## [SHORT EXERCISE]
Of all the lines in the material, how many contain the word "name"? State the number alone.

## [MATERIAL PROVIDED]
** start **

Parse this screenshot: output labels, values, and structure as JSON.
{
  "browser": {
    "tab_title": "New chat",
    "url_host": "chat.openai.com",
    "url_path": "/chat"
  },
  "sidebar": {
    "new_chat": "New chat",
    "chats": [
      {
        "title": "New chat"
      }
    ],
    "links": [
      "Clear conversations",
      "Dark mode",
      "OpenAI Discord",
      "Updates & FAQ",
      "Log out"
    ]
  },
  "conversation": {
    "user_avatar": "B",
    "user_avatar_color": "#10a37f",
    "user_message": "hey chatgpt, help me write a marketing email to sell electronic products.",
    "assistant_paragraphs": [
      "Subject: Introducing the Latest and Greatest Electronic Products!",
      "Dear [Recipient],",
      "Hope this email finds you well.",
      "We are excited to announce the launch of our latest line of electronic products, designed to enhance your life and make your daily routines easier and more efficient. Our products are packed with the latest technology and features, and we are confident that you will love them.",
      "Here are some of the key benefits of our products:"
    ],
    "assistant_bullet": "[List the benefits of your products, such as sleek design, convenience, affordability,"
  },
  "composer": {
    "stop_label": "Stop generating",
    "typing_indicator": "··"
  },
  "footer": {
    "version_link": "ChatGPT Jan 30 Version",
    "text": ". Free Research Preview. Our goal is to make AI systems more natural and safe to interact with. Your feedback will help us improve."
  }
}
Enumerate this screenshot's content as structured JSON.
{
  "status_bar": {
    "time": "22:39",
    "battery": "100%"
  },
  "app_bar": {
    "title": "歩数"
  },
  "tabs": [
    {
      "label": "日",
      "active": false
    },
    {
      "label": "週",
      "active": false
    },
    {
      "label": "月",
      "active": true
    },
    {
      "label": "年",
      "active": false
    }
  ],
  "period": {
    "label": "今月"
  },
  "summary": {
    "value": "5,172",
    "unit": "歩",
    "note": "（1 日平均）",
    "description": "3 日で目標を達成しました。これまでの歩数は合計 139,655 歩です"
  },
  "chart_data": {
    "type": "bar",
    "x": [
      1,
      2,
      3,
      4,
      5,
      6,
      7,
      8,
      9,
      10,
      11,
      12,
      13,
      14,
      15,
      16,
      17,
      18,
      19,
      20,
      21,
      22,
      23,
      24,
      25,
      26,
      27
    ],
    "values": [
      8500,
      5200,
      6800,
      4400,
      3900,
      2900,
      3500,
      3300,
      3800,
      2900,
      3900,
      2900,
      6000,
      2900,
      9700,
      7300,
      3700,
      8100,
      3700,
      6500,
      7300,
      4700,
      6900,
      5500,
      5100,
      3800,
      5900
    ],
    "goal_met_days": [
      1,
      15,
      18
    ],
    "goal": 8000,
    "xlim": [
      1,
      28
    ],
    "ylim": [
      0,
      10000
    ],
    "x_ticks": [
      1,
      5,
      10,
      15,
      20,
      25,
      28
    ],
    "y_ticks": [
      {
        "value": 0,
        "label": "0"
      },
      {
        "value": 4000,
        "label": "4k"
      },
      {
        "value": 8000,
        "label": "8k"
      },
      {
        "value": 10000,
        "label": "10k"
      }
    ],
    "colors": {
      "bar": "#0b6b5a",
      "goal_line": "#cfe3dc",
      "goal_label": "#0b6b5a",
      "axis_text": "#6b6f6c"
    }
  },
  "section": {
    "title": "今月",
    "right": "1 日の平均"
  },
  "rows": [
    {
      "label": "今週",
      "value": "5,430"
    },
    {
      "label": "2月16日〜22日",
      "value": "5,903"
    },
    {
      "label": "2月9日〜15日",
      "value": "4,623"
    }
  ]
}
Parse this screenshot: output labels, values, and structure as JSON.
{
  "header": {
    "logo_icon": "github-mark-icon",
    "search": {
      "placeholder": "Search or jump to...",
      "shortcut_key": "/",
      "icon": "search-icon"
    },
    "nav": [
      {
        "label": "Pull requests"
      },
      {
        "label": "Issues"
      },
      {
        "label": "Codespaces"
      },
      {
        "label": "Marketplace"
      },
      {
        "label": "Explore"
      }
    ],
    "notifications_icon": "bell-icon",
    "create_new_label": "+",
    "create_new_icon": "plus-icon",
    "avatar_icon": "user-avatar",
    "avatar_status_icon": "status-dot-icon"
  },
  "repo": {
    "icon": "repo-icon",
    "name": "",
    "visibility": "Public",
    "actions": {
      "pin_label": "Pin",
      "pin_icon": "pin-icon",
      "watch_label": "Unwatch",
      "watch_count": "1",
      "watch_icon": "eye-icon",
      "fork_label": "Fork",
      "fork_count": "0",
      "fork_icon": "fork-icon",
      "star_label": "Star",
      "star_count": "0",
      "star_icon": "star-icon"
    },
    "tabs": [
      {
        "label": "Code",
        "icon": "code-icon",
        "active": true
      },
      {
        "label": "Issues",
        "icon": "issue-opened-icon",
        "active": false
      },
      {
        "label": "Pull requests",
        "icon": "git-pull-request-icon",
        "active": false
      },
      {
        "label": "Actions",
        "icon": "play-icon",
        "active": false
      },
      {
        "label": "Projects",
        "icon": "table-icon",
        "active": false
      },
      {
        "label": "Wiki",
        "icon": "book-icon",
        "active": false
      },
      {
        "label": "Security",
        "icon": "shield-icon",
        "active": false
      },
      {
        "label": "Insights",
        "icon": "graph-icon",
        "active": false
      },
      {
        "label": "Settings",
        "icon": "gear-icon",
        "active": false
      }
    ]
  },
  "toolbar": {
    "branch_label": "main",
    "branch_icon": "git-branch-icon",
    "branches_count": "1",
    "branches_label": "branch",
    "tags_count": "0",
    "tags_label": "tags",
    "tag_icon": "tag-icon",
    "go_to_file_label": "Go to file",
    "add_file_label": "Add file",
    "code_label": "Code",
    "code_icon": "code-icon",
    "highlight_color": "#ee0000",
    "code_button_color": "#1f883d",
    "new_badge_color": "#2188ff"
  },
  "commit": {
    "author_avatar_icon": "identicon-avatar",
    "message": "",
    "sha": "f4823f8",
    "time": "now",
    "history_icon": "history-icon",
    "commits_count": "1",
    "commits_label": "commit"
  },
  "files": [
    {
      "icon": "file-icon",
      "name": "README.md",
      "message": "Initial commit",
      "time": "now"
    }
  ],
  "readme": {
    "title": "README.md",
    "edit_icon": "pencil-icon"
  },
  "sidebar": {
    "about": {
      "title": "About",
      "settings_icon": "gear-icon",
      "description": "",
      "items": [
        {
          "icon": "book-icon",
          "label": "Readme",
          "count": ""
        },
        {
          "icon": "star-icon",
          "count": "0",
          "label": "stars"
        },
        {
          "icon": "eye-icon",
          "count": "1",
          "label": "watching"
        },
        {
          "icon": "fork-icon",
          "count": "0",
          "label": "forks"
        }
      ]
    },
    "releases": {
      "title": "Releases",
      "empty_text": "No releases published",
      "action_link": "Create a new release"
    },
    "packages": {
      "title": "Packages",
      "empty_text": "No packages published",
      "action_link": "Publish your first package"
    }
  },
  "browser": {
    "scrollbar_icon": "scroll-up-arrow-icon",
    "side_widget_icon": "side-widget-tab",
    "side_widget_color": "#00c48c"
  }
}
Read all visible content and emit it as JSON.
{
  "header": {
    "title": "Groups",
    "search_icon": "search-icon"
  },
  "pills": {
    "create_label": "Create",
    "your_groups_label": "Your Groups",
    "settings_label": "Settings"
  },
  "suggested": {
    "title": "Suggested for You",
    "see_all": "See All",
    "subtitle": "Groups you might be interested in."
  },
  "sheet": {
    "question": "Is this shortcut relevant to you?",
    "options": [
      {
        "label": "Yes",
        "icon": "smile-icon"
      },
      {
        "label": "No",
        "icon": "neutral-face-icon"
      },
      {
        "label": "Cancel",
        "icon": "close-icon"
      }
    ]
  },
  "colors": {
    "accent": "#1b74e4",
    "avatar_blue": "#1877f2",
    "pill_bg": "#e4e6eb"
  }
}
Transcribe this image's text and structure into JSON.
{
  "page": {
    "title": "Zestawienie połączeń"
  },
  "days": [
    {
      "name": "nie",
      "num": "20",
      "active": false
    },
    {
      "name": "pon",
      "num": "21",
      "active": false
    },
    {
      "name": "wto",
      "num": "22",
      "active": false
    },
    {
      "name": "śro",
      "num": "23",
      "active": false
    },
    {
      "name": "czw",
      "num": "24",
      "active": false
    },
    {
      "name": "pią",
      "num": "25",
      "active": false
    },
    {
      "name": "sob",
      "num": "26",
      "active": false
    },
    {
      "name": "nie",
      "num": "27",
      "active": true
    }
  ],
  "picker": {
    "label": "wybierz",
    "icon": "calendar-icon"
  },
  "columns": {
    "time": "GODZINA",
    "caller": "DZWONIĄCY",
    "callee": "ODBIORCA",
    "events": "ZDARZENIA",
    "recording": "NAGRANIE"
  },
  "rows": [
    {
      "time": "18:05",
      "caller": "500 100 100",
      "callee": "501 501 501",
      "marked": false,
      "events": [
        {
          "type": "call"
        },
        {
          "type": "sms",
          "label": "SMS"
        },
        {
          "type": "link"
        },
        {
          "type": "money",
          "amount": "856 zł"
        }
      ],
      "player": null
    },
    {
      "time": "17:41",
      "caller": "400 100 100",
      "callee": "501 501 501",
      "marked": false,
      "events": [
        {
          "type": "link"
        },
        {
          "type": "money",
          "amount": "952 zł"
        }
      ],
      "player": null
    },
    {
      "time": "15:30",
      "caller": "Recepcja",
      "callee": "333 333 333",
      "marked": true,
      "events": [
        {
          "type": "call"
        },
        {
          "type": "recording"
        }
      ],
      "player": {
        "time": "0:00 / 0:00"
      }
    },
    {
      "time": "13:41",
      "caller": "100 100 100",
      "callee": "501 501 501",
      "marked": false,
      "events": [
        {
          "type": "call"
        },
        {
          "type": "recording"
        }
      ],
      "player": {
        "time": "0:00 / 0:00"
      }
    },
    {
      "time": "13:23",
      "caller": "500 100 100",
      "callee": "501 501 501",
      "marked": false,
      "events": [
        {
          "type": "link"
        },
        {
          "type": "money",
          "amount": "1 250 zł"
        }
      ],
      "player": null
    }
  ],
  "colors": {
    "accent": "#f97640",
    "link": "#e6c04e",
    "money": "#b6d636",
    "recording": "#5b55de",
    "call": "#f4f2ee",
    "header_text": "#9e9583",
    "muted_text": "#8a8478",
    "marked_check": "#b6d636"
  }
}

** end **

## [WORKED ANSWER]
10